• [WHAT IS BEING ASKED]:
Each line containing the word "community" must be reported.

• [PROVIDED RECORDS]:
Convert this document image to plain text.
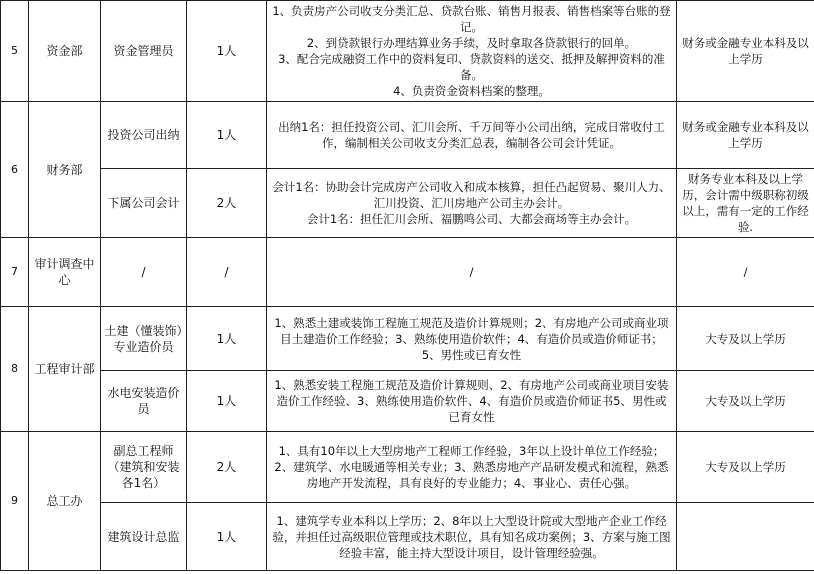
5	资金部	资金管理员	1人	1、负责房产公司收支分类汇总、贷款台账、销售月报表、销售档案等台账的登记。
2、到贷款银行办理结算业务手续，及时拿取各贷款银行的回单。
3、配合完成融资工作中的资料复印、贷款资料的送交、抵押及解押资料的准备。
4、负责资金资料档案的整理。	财务或金融专业本科及以上学历
6	财务部	投资公司出纳	1人	出纳1名：担任投资公司、汇川会所、千万间等小公司出纳，完成日常收付工作，编制相关公司收支分类汇总表，编制各公司会计凭证。	财务或金融专业本科及以上学历
		下属公司会计	2人	会计1名：协助会计完成房产公司收入和成本核算，担任凸起贸易、聚川人力、汇川投资、汇川房地产公司主办会计。
会计1名：担任汇川会所、福鹏鸣公司、大都会商场等主办会计。	财务专业本科及以上学历，会计需中级职称初级以上，需有一定的工作经验.
7	审计调查中心	/	/	/	/
8	工程审计部	土建（懂装饰）专业造价员	1人	1、熟悉土建或装饰工程施工规范及造价计算规则；2、有房地产公司或商业项目土建造价工作经验；3、熟练使用造价软件；4、有造价员或造价师证书；5、男性或已育女性	大专及以上学历
		水电安装造价员	1人	1、熟悉安装工程施工规范及造价计算规则、2、有房地产公司或商业项目安装造价工作经验、3、熟练使用造价软件、4、有造价员或造价师证书5、男性或已育女性	大专及以上学历
9	总工办	副总工程师（建筑和安装各1名）	2人	1、具有10年以上大型房地产工程师工作经验，3年以上设计单位工作经验；2、建筑学、水电暖通等相关专业；3、熟悉房地产产品研发模式和流程，熟悉房地产开发流程，具有良好的专业能力；4、事业心、责任心强。	大专及以上学历
		建筑设计总监	1人	1、建筑学专业本科以上学历；2、8年以上大型设计院或大型地产企业工作经验，并担任过高级职位管理或技术职位，具有知名成功案例；3、方案与施工图经验丰富，能主持大型设计项目，设计管理经验强。	
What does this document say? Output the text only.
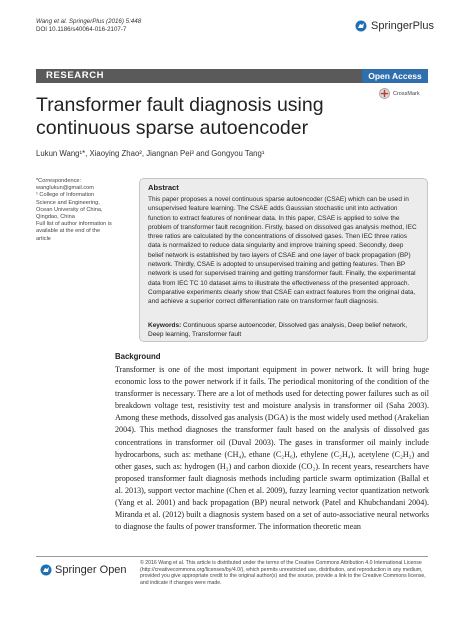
Wang et al. SpringerPlus (2016) 5:448
DOI 10.1186/s40064-016-2107-7	SpringerPlus
RESEARCH	Open Access
CrossMark
Transformer fault diagnosis using continuous sparse autoencoder
Lukun Wang¹*, Xiaoying Zhao², Jiangnan Pei³ and Gongyou Tang¹
*Correspondence:
wanglukun@gmail.com
¹ College of Information Science and Engineering, Ocean University of China, Qingdao, China
Full list of author information is available at the end of the article
Abstract
This paper proposes a novel continuous sparse autoencoder (CSAE) which can be used in unsupervised feature learning. The CSAE adds Gaussian stochastic unit into activation function to extract features of nonlinear data. In this paper, CSAE is applied to solve the problem of transformer fault recognition. Firstly, based on dissolved gas analysis method, IEC three ratios are calculated by the concentrations of dissolved gases. Then IEC three ratios data is normalized to reduce data singularity and improve training speed. Secondly, deep belief network is established by two layers of CSAE and one layer of back propagation (BP) network. Thirdly, CSAE is adopted to unsupervised training and getting features. Then BP network is used for supervised training and getting transformer fault. Finally, the experimental data from IEC TC 10 dataset aims to illustrate the effectiveness of the presented approach. Comparative experiments clearly show that CSAE can extract features from the original data, and achieve a superior correct differentiation rate on transformer fault diagnosis.
Keywords: Continuous sparse autoencoder, Dissolved gas analysis, Deep belief network, Deep learning, Transformer fault
Background
Transformer is one of the most important equipment in power network. It will bring huge economic loss to the power network if it fails. The periodical monitoring of the condition of the transformer is necessary. There are a lot of methods used for detecting power failures such as oil breakdown voltage test, resistivity test and moisture analysis in transformer oil (Saha 2003). Among these methods, dissolved gas analysis (DGA) is the most widely used method (Arakelian 2004). This method diagnoses the transformer fault based on the analysis of dissolved gas concentrations in transformer oil (Duval 2003). The gases in transformer oil mainly include hydrocarbons, such as: methane (CH₄), ethane (C₂H₆), ethylene (C₂H₄), acetylene (C₂H₂) and other gases, such as: hydrogen (H₂) and carbon dioxide (CO₂). In recent years, researchers have proposed transformer fault diagnosis methods including particle swarm optimization (Ballal et al. 2013), support vector machine (Chen et al. 2009), fuzzy learning vector quantization network (Yang et al. 2001) and back propagation (BP) neural network (Patel and Khubchandani 2004). Miranda et al. (2012) built a diagnosis system based on a set of auto-associative neural networks to diagnose the faults of power transformer. The information theoretic mean
Springer Open
© 2016 Wang et al. This article is distributed under the terms of the Creative Commons Attribution 4.0 International License (http://creativecommons.org/licenses/by/4.0/), which permits unrestricted use, distribution, and reproduction in any medium, provided you give appropriate credit to the original author(s) and the source, provide a link to the Creative Commons license, and indicate if changes were made.
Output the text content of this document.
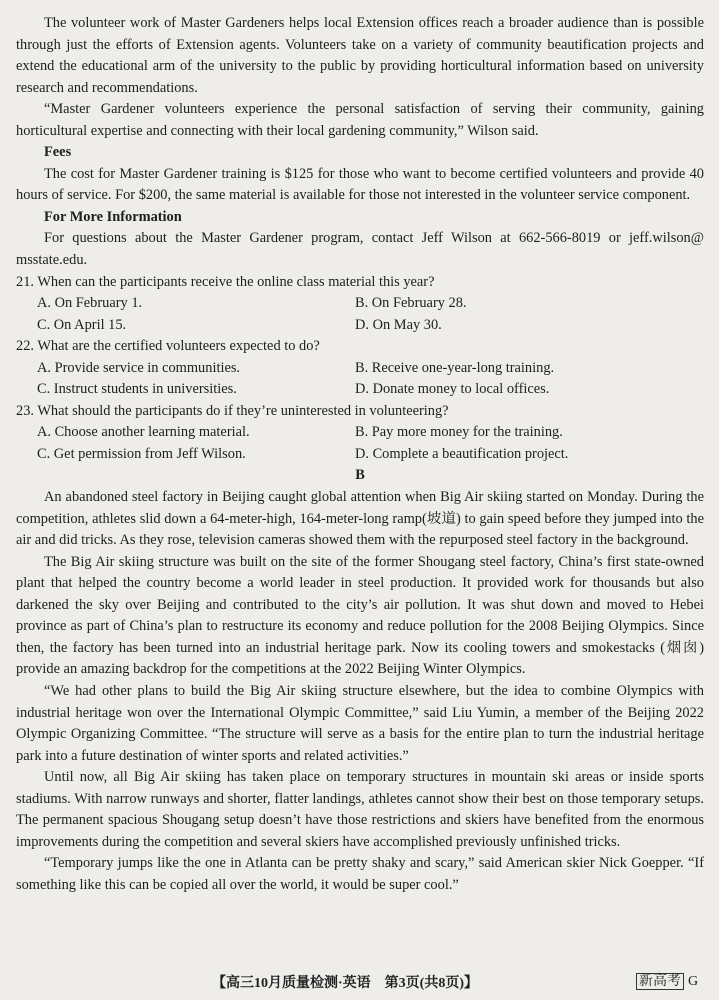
The volunteer work of Master Gardeners helps local Extension offices reach a broader audience than is possible through just the efforts of Extension agents. Volunteers take on a variety of community beautification projects and extend the educational arm of the university to the public by providing horticultural information based on university research and recommendations.

“Master Gardener volunteers experience the personal satisfaction of serving their community, gaining horticultural expertise and connecting with their local gardening community,” Wilson said.

Fees

The cost for Master Gardener training is $125 for those who want to become certified volunteers and provide 40 hours of service. For $200, the same material is available for those not interested in the volunteer service component.

For More Information

For questions about the Master Gardener program, contact Jeff Wilson at 662-566-8019 or jeff.wilson@ msstate.edu.

21. When can the participants receive the online class material this year?

A. On February 1.	B. On February 28.
C. On April 15.	D. On May 30.

22. What are the certified volunteers expected to do?

A. Provide service in communities.	B. Receive one-year-long training.
C. Instruct students in universities.	D. Donate money to local offices.

23. What should the participants do if they’re uninterested in volunteering?

A. Choose another learning material.	B. Pay more money for the training.
C. Get permission from Jeff Wilson.	D. Complete a beautification project.

B

An abandoned steel factory in Beijing caught global attention when Big Air skiing started on Monday. During the competition, athletes slid down a 64-meter-high, 164-meter-long ramp(坡道) to gain speed before they jumped into the air and did tricks. As they rose, television cameras showed them with the repurposed steel factory in the background.

The Big Air skiing structure was built on the site of the former Shougang steel factory, China’s first state-owned plant that helped the country become a world leader in steel production. It provided work for thousands but also darkened the sky over Beijing and contributed to the city’s air pollution. It was shut down and moved to Hebei province as part of China’s plan to restructure its economy and reduce pollution for the 2008 Beijing Olympics. Since then, the factory has been turned into an industrial heritage park. Now its cooling towers and smokestacks (烟囱) provide an amazing backdrop for the competitions at the 2022 Beijing Winter Olympics.

“We had other plans to build the Big Air skiing structure elsewhere, but the idea to combine Olympics with industrial heritage won over the International Olympic Committee,” said Liu Yumin, a member of the Beijing 2022 Olympic Organizing Committee. “The structure will serve as a basis for the entire plan to turn the industrial heritage park into a future destination of winter sports and related activities.”

Until now, all Big Air skiing has taken place on temporary structures in mountain ski areas or inside sports stadiums. With narrow runways and shorter, flatter landings, athletes cannot show their best on those temporary setups. The permanent spacious Shougang setup doesn’t have those restrictions and skiers have benefited from the enormous improvements during the competition and several skiers have accomplished previously unfinished tricks.

“Temporary jumps like the one in Atlanta can be pretty shaky and scary,” said American skier Nick Goepper. “If something like this can be copied all over the world, it would be super cool.”

【高三10月质量检测·英语　第3页(共8页)】	新高考 G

• [SOLUTION TO THE EXERCISE]:
The volunteer work of Master Gardeners helps local Extension offices reach a broader audience than is possible through just the efforts of Extension agents. Volunteers take on a variety of community beautification projects and extend the educational arm of the university to the public by providing horticultural information based on university research and recommendations.
“Master Gardener volunteers experience the personal satisfaction of serving their community, gaining horticultural expertise and connecting with their local gardening community,” Wilson said.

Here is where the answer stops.